§ **Приведённый текст**:
Устами Буниных. Том 1. 1881-1920
Шрифт:
21 марта/3 апреля.
Позвонил Катаев. Он вернулся совсем с фронта. […]
Радио: Клемансо пал. В 24 часа отзываются войска. Через 3 дня большевики в Одессе!
[…] Сегодня призвали всех французов в консульство и предлагали уехать. […]
Кончается мое мирное житие. Начинается скитальческая жизнь, без всяких связей в тех городах, где мы остановимся. […]
23 марта/5 апреля.
Вчера целый день на ногах. Пришел мистер Питерс 20 проститься. В сутки
Простившись с ним, я пошла в продовольственную управу. […] Они спокойны, думают, что большевики поладят с интеллигенцией. Говорили, что дни Деникина и Колчака сочтены. […]
Я спрашиваю совета: уезжать ли нам? Они уговаривают остаться, ибо жизнь потечет нормально. Я не спорю. Но я знаю, что под большевиками нам придется морально очень страдать, жутко и за Яна, так как только что появилась его статья в «Новом Слове», где он открыто заявил себя сторонником Добровольческой Армии. Но куда бежать? На Дон? Страшно — там тиф! За границу — и денег нет, да и тяжело оторваться от России.

§ **Исходные данные**:
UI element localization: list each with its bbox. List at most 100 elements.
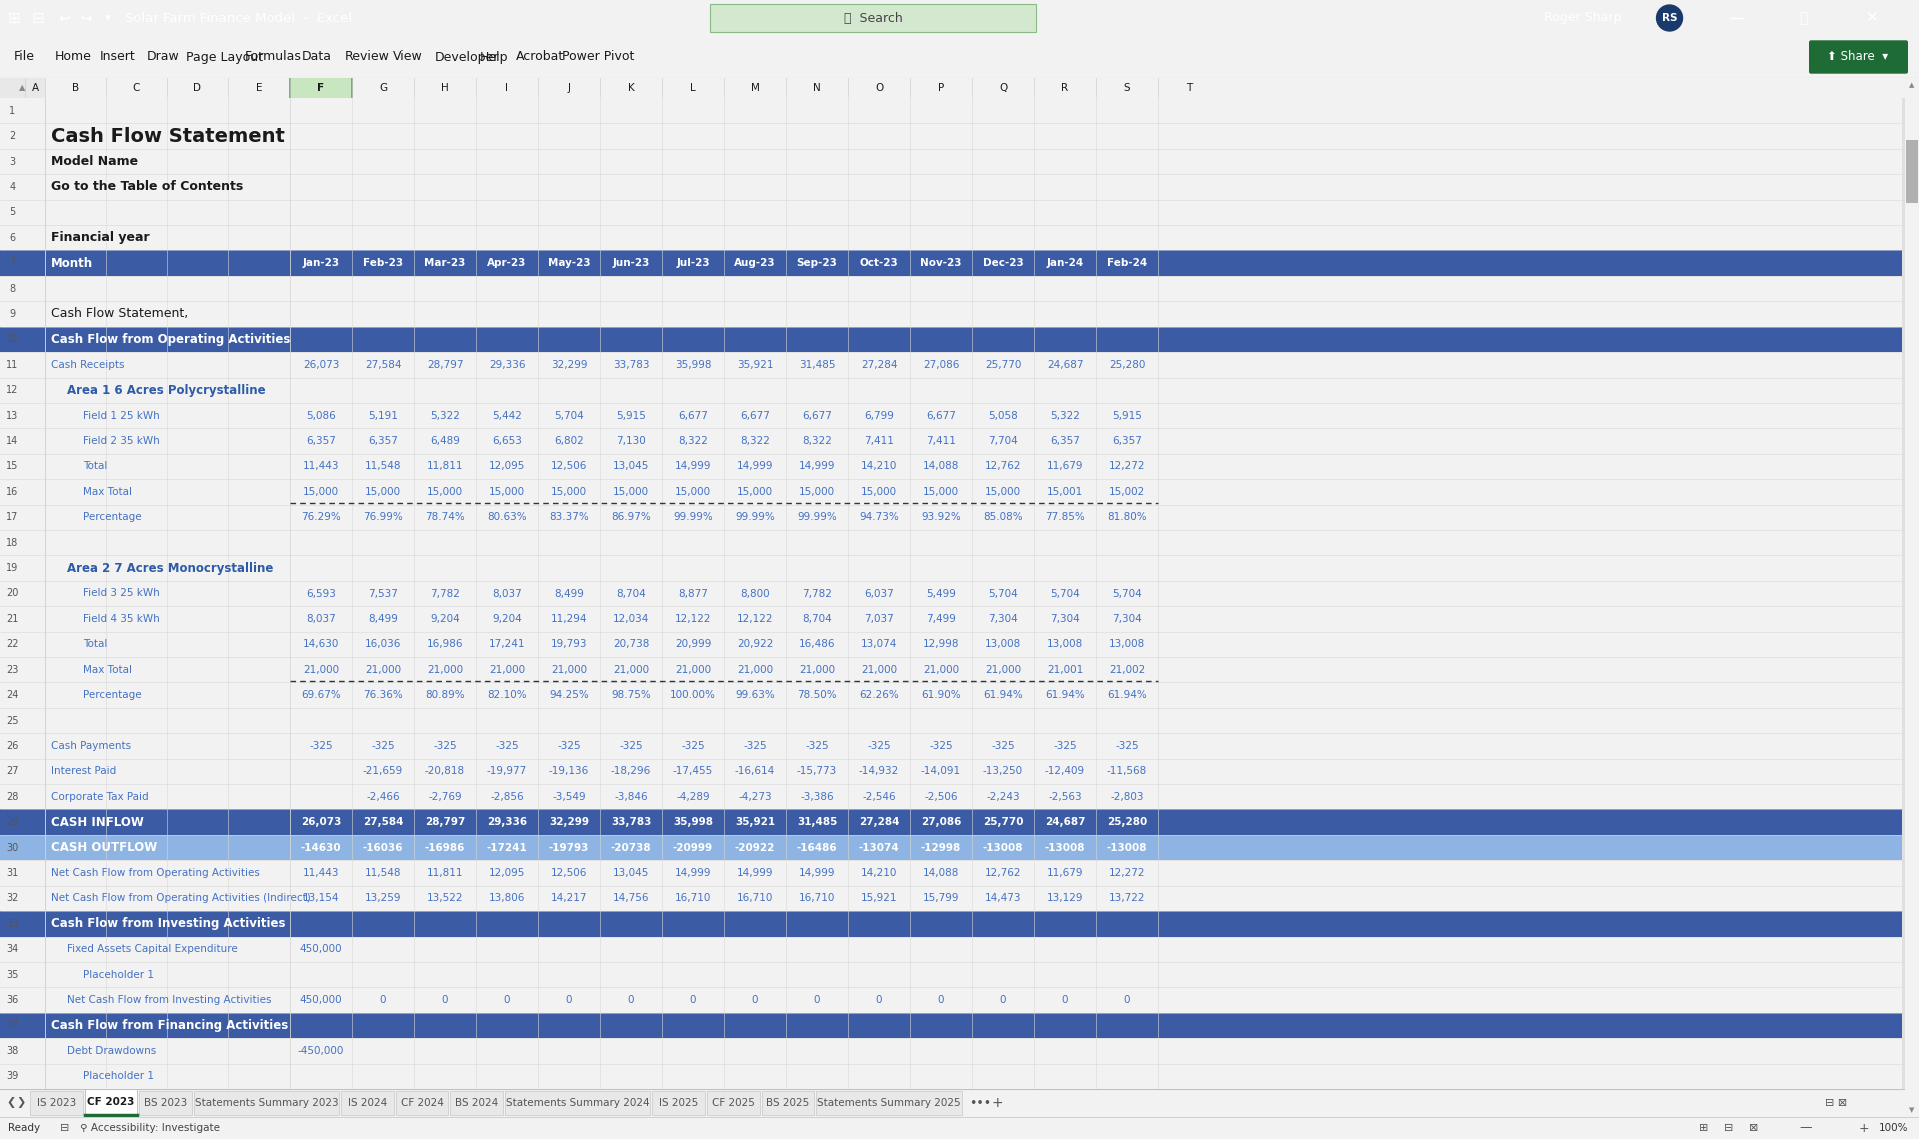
Text: T: T xyxy=(1186,83,1192,93)
Text: Feb-23: Feb-23 xyxy=(363,259,403,268)
Text: 6,677: 6,677 xyxy=(802,411,833,420)
Text: 7,782: 7,782 xyxy=(802,589,833,598)
Text: 78.50%: 78.50% xyxy=(796,690,837,700)
Bar xyxy=(140,1091,192,1115)
Text: -325: -325 xyxy=(806,741,829,751)
Text: -2,856: -2,856 xyxy=(489,792,524,802)
Text: Help: Help xyxy=(480,50,509,64)
Text: 21,000: 21,000 xyxy=(737,665,773,674)
Text: 24: 24 xyxy=(6,690,19,700)
Text: 31,485: 31,485 xyxy=(796,817,837,827)
Text: 27,584: 27,584 xyxy=(363,817,403,827)
Text: 25,770: 25,770 xyxy=(984,360,1021,370)
Text: 61.90%: 61.90% xyxy=(921,690,961,700)
Text: 11,679: 11,679 xyxy=(1046,461,1082,472)
Text: 18: 18 xyxy=(6,538,19,548)
Text: 6,677: 6,677 xyxy=(741,411,770,420)
Text: 13,722: 13,722 xyxy=(1109,893,1146,903)
Text: 80.89%: 80.89% xyxy=(426,690,464,700)
Text: 8,037: 8,037 xyxy=(307,614,336,624)
Text: 0: 0 xyxy=(1061,995,1069,1005)
Text: Jan-24: Jan-24 xyxy=(1046,259,1084,268)
Text: 15,000: 15,000 xyxy=(365,486,401,497)
Text: Placeholder 1: Placeholder 1 xyxy=(83,1072,154,1081)
Text: 17,241: 17,241 xyxy=(489,639,526,649)
Text: 94.25%: 94.25% xyxy=(549,690,589,700)
Text: ⧉: ⧉ xyxy=(1800,11,1808,25)
Text: A: A xyxy=(31,83,38,93)
Bar xyxy=(0,911,1906,936)
Text: 14,999: 14,999 xyxy=(737,868,773,878)
Text: 38: 38 xyxy=(6,1046,19,1056)
Text: 8,322: 8,322 xyxy=(802,436,833,446)
Text: -2,563: -2,563 xyxy=(1048,792,1082,802)
Text: 12,272: 12,272 xyxy=(1109,461,1146,472)
Text: 8,037: 8,037 xyxy=(491,589,522,598)
Bar xyxy=(1906,140,1917,203)
Text: Jun-23: Jun-23 xyxy=(612,259,651,268)
Text: CASH INFLOW: CASH INFLOW xyxy=(52,816,144,829)
Bar xyxy=(290,77,351,98)
Text: ⬆ Share  ▾: ⬆ Share ▾ xyxy=(1827,50,1888,64)
Text: -20,818: -20,818 xyxy=(424,767,464,777)
Text: 8,499: 8,499 xyxy=(555,589,583,598)
Text: +: + xyxy=(1860,1122,1869,1134)
Text: 21,000: 21,000 xyxy=(798,665,835,674)
Text: Field 1 25 kWh: Field 1 25 kWh xyxy=(83,411,159,420)
Text: -325: -325 xyxy=(992,741,1015,751)
Text: 15,000: 15,000 xyxy=(798,486,835,497)
Text: 20,999: 20,999 xyxy=(675,639,712,649)
Text: 5,191: 5,191 xyxy=(368,411,397,420)
Text: 8,877: 8,877 xyxy=(677,589,708,598)
Text: 83.37%: 83.37% xyxy=(549,513,589,523)
Text: 61.94%: 61.94% xyxy=(1107,690,1148,700)
Text: Total: Total xyxy=(83,461,107,472)
Text: 16,986: 16,986 xyxy=(426,639,462,649)
Text: -19,136: -19,136 xyxy=(549,767,589,777)
Text: 26,073: 26,073 xyxy=(301,817,342,827)
Text: 94.73%: 94.73% xyxy=(860,513,898,523)
Text: Cash Flow Statement: Cash Flow Statement xyxy=(52,126,284,146)
Text: 12,095: 12,095 xyxy=(489,868,526,878)
Text: 14,217: 14,217 xyxy=(551,893,587,903)
Text: 13,008: 13,008 xyxy=(1109,639,1146,649)
Text: 36: 36 xyxy=(6,995,19,1005)
Text: 11,294: 11,294 xyxy=(551,614,587,624)
Text: ▼: ▼ xyxy=(1909,1107,1915,1113)
Text: 27,284: 27,284 xyxy=(862,360,898,370)
Text: 7,304: 7,304 xyxy=(988,614,1017,624)
Text: -2,546: -2,546 xyxy=(862,792,896,802)
Text: 25,280: 25,280 xyxy=(1107,817,1148,827)
Text: 14,999: 14,999 xyxy=(675,868,712,878)
Bar xyxy=(0,835,1906,860)
Text: 13,806: 13,806 xyxy=(489,893,526,903)
Text: Percentage: Percentage xyxy=(83,690,142,700)
Text: Cash Flow from Investing Activities: Cash Flow from Investing Activities xyxy=(52,917,286,931)
Bar xyxy=(0,810,1906,835)
Text: Area 1 6 Acres Polycrystalline: Area 1 6 Acres Polycrystalline xyxy=(67,384,265,396)
Text: ⊟: ⊟ xyxy=(59,1123,69,1133)
Text: 6,037: 6,037 xyxy=(864,589,894,598)
Text: -20999: -20999 xyxy=(674,843,714,853)
Bar xyxy=(0,327,1906,352)
Text: 11,548: 11,548 xyxy=(365,868,401,878)
Text: 0: 0 xyxy=(689,995,697,1005)
Circle shape xyxy=(1656,5,1683,32)
Text: 12,272: 12,272 xyxy=(1109,868,1146,878)
Text: 21,000: 21,000 xyxy=(612,665,649,674)
Text: Power Pivot: Power Pivot xyxy=(562,50,635,64)
Text: D: D xyxy=(194,83,201,93)
Text: 14,999: 14,999 xyxy=(798,868,835,878)
Text: 29: 29 xyxy=(6,817,19,827)
Text: 14,210: 14,210 xyxy=(862,461,898,472)
Text: Max Total: Max Total xyxy=(83,665,132,674)
Text: -2,506: -2,506 xyxy=(925,792,958,802)
Text: 25: 25 xyxy=(6,715,19,726)
Text: 0: 0 xyxy=(505,995,510,1005)
Text: May-23: May-23 xyxy=(547,259,591,268)
Text: 12,034: 12,034 xyxy=(612,614,649,624)
Text: 8,322: 8,322 xyxy=(741,436,770,446)
Text: 12,506: 12,506 xyxy=(551,461,587,472)
Text: BS 2025: BS 2025 xyxy=(766,1098,810,1108)
Text: -13008: -13008 xyxy=(983,843,1023,853)
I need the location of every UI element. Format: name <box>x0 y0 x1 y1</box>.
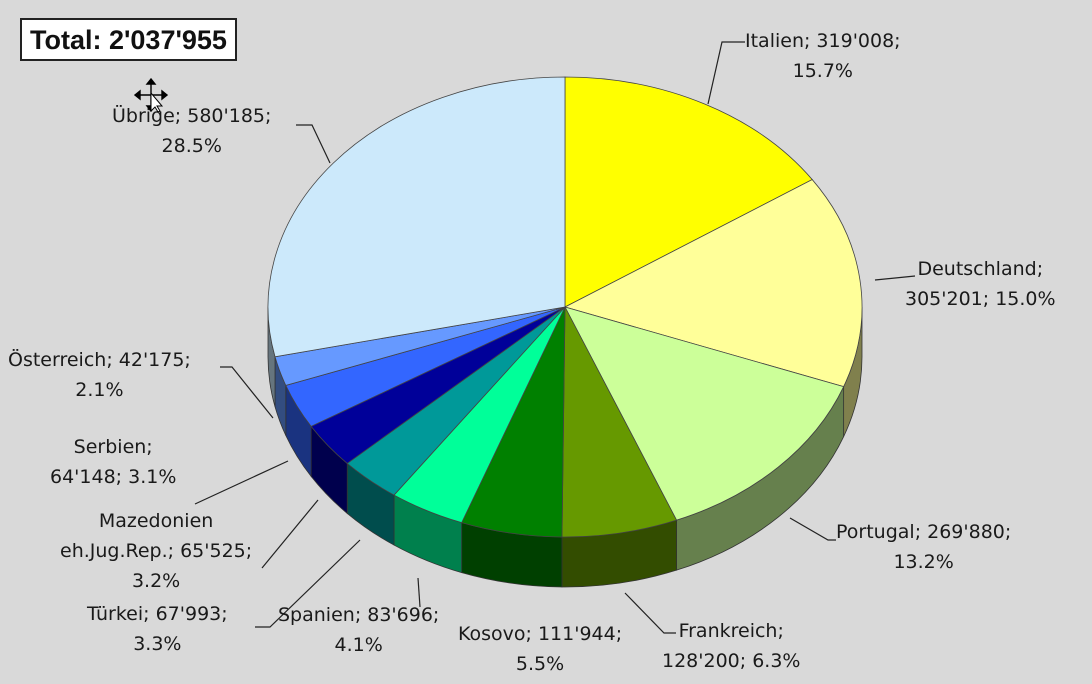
leader-line-brige <box>296 124 331 164</box>
slice-portugal[interactable] <box>564 306 845 521</box>
data-label-italien[interactable]: Italien; 319'008; 15.7% <box>745 26 901 86</box>
data-label-frankreich[interactable]: Frankreich; 128'200; 6.3% <box>662 616 800 676</box>
leader-line-portugal <box>789 517 836 541</box>
leader-line-serbien <box>194 460 289 505</box>
total-box[interactable]: Total: 2'037'955 <box>20 18 237 61</box>
leader-line-spanien <box>417 577 421 608</box>
data-label-serbien[interactable]: Serbien; 64'148; 3.1% <box>50 432 176 492</box>
move-cursor-icon <box>134 78 168 112</box>
slice-brige[interactable] <box>267 76 566 358</box>
pie-sides <box>267 306 863 588</box>
data-label-line: Italien; 319'008; <box>745 30 901 52</box>
data-label-line: 4.1% <box>334 634 383 656</box>
data-label-mazedonien-eh-jug-rep[interactable]: Mazedonien eh.Jug.Rep.; 65'525; 3.2% <box>60 506 252 596</box>
data-label-line: 28.5% <box>161 135 222 157</box>
data-label-line: Österreich; 42'175; <box>8 349 191 371</box>
data-label-kosovo[interactable]: Kosovo; 111'944; 5.5% <box>458 619 622 679</box>
data-label-t-rkei[interactable]: Türkei; 67'993; 3.3% <box>87 599 228 659</box>
data-label-line: 13.2% <box>893 551 954 573</box>
data-label-line: Spanien; 83'696; <box>278 604 440 626</box>
data-label-deutschland[interactable]: Deutschland; 305'201; 15.0% <box>905 254 1056 314</box>
data-label-line: Deutschland; <box>917 258 1044 280</box>
data-label-spanien[interactable]: Spanien; 83'696; 4.1% <box>278 600 439 660</box>
leader-line-sterreich <box>220 366 274 419</box>
data-label-line: 5.5% <box>515 653 565 675</box>
slice-italien[interactable] <box>564 76 813 308</box>
leader-line-deutschland <box>874 275 916 281</box>
leader-lines <box>194 41 916 634</box>
slice-frankreich[interactable] <box>561 306 678 538</box>
leader-line-italien <box>707 41 745 105</box>
data-label-line: 128'200; 6.3% <box>662 650 801 672</box>
data-label-line: Portugal; 269'880; <box>836 521 1012 543</box>
data-label-line: Serbien; <box>73 436 153 458</box>
data-label-line: Mazedonien <box>98 510 214 532</box>
data-label-line: Frankreich; <box>678 620 784 642</box>
data-label-line: 2.1% <box>75 379 124 401</box>
data-label-portugal[interactable]: Portugal; 269'880; 13.2% <box>836 517 1011 577</box>
data-label-line: Kosovo; 111'944; <box>458 623 623 645</box>
slice-deutschland[interactable] <box>563 179 863 388</box>
data-label-line: 3.2% <box>131 570 181 592</box>
leader-line-frankreich <box>624 592 676 634</box>
data-label-line: 15.7% <box>792 60 853 82</box>
data-label-line: 3.3% <box>133 633 182 655</box>
data-label-line: 305'201; 15.0% <box>905 288 1056 310</box>
data-label-line: 64'148; 3.1% <box>50 466 177 488</box>
data-label-sterreich[interactable]: Österreich; 42'175; 2.1% <box>8 345 191 405</box>
data-label-line: Türkei; 67'993; <box>87 603 228 625</box>
leader-line-t-rkei <box>255 539 361 628</box>
data-label-line: eh.Jug.Rep.; 65'525; <box>60 540 253 562</box>
pie-slices <box>267 76 863 538</box>
leader-line-mazedonien-eh-jug-rep <box>261 499 319 569</box>
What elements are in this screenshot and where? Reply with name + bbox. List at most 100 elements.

§ **Задания**:
1. Выпишите из дневниковой записи отрывок от «Позвонил Катаев. Он» до «23 марта/5 апреля.» включительно.
2. Повторите без изменений строки записей от строки со словами «leader-line-brige <box>296 124 331 164</box>» до строки со словами «data-label-line: Italien; 319'008;», включая обе.

§ **Решённые задания**:
1.
Позвонил Катаев. Он вернулся совсем с фронта. […]
Радио: Клемансо пал. В 24 часа отзываются войска. Через 3 дня большевики в Одессе!
[…] Сегодня призвали всех французов в консульство и предлагали уехать. […]
Кончается мое мирное житие. Начинается скитальческая жизнь, без всяких связей в тех городах, где мы остановимся. […]
23 марта/5 апреля.

2.
leader-line-brige <box>296 124 331 164</box>
slice-portugal[interactable] <box>564 306 845 521</box>
data-label-italien[interactable]: Italien; 319'008; 15.7% <box>745 26 901 86</box>
data-label-frankreich[interactable]: Frankreich; 128'200; 6.3% <box>662 616 800 676</box>
leader-line-portugal <box>789 517 836 541</box>
leader-line-serbien <box>194 460 289 505</box>
total-box[interactable]: Total: 2'037'955 <box>20 18 237 61</box>
leader-line-spanien <box>417 577 421 608</box>
data-label-serbien[interactable]: Serbien; 64'148; 3.1% <box>50 432 176 492</box>
move-cursor-icon <box>134 78 168 112</box>
slice-brige[interactable] <box>267 76 566 358</box>
pie-sides <box>267 306 863 588</box>
data-label-line: Italien; 319'008; <box>745 30 901 52</box>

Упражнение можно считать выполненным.